Output the material below unchanged, apart from leaving out the pictures.

________________

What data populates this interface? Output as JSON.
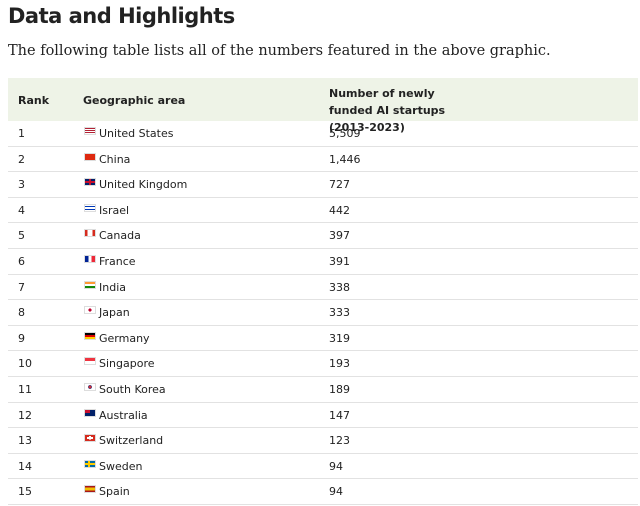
{
  "header": {
    "title": "Data and Highlights",
    "subtitle": "The following table lists all of the numbers featured in the above graphic."
  },
  "table": {
    "columns": [
      "Rank",
      "Geographic area",
      "Number of newly funded AI startups (2013-2023)"
    ],
    "rows": [
      [
        "1",
        "United States",
        "5,509"
      ],
      [
        "2",
        "China",
        "1,446"
      ],
      [
        "3",
        "United Kingdom",
        "727"
      ],
      [
        "4",
        "Israel",
        "442"
      ],
      [
        "5",
        "Canada",
        "397"
      ],
      [
        "6",
        "France",
        "391"
      ],
      [
        "7",
        "India",
        "338"
      ],
      [
        "8",
        "Japan",
        "333"
      ],
      [
        "9",
        "Germany",
        "319"
      ],
      [
        "10",
        "Singapore",
        "193"
      ],
      [
        "11",
        "South Korea",
        "189"
      ],
      [
        "12",
        "Australia",
        "147"
      ],
      [
        "13",
        "Switzerland",
        "123"
      ],
      [
        "14",
        "Sweden",
        "94"
      ],
      [
        "15",
        "Spain",
        "94"
      ]
    ]
  }
}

________________

• Right answer:
What data populates this interface? Output as JSON.
{
  "header": {
    "title": "Data and Highlights",
    "subtitle": "The following table lists all of the numbers featured in the above graphic."
  },
  "table": {
    "columns": [
      "Rank",
      "Geographic area",
      "Number of newly funded AI startups (2013-2023)"
    ],
    "rows": [
      [
        "1",
        "United States",
        "5,509"
      ],
      [
        "2",
        "China",
        "1,446"
      ],
      [
        "3",
        "United Kingdom",
        "727"
      ],
      [
        "4",
        "Israel",
        "442"
      ],
      [
        "5",
        "Canada",
        "397"
      ],
      [
        "6",
        "France",
        "391"
      ],
      [
        "7",
        "India",
        "338"
      ],
      [
        "8",
        "Japan",
        "333"
      ],
      [
        "9",
        "Germany",
        "319"
      ],
      [
        "10",
        "Singapore",
        "193"
      ],
      [
        "11",
        "South Korea",
        "189"
      ],
      [
        "12",
        "Australia",
        "147"
      ],
      [
        "13",
        "Switzerland",
        "123"
      ],
      [
        "14",
        "Sweden",
        "94"
      ],
      [
        "15",
        "Spain",
        "94"
      ]
    ]
  }
}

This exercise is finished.